DIRECTIONS FOR THIS TASK >>
Find the line containing "Type out the text in this image.". Return it and every line after it, unchanged, up to and including the last line.

··· EXTRACTED ENTRIES ···

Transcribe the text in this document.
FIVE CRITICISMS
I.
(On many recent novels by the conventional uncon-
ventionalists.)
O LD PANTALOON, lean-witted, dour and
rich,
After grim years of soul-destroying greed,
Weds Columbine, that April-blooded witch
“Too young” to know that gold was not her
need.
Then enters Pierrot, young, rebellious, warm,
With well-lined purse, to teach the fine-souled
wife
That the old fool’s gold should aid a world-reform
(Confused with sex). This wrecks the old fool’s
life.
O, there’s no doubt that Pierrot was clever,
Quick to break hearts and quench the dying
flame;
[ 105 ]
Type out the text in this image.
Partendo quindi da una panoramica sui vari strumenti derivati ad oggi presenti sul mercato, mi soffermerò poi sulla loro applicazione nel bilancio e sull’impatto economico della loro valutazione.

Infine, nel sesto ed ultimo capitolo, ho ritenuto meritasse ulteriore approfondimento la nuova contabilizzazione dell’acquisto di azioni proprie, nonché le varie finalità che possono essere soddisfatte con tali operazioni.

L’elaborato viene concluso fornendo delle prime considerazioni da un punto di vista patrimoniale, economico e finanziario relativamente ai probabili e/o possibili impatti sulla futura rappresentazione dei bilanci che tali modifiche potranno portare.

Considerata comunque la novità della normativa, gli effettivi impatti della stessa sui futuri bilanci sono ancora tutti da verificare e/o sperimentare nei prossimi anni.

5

···

THE SOLUTION >>
Type out the text in this image.
Partendo quindi da una panoramica sui vari strumenti derivati ad oggi presenti sul mercato, mi soffermerò poi sulla loro applicazione nel bilancio e sull’impatto economico della loro valutazione.

Infine, nel sesto ed ultimo capitolo, ho ritenuto meritasse ulteriore approfondimento la nuova contabilizzazione dell’acquisto di azioni proprie, nonché le varie finalità che possono essere soddisfatte con tali operazioni.

L’elaborato viene concluso fornendo delle prime considerazioni da un punto di vista patrimoniale, economico e finanziario relativamente ai probabili e/o possibili impatti sulla futura rappresentazione dei bilanci che tali modifiche potranno portare.

Considerata comunque la novità della normativa, gli effettivi impatti della stessa sui futuri bilanci sono ancora tutti da verificare e/o sperimentare nei prossimi anni.

5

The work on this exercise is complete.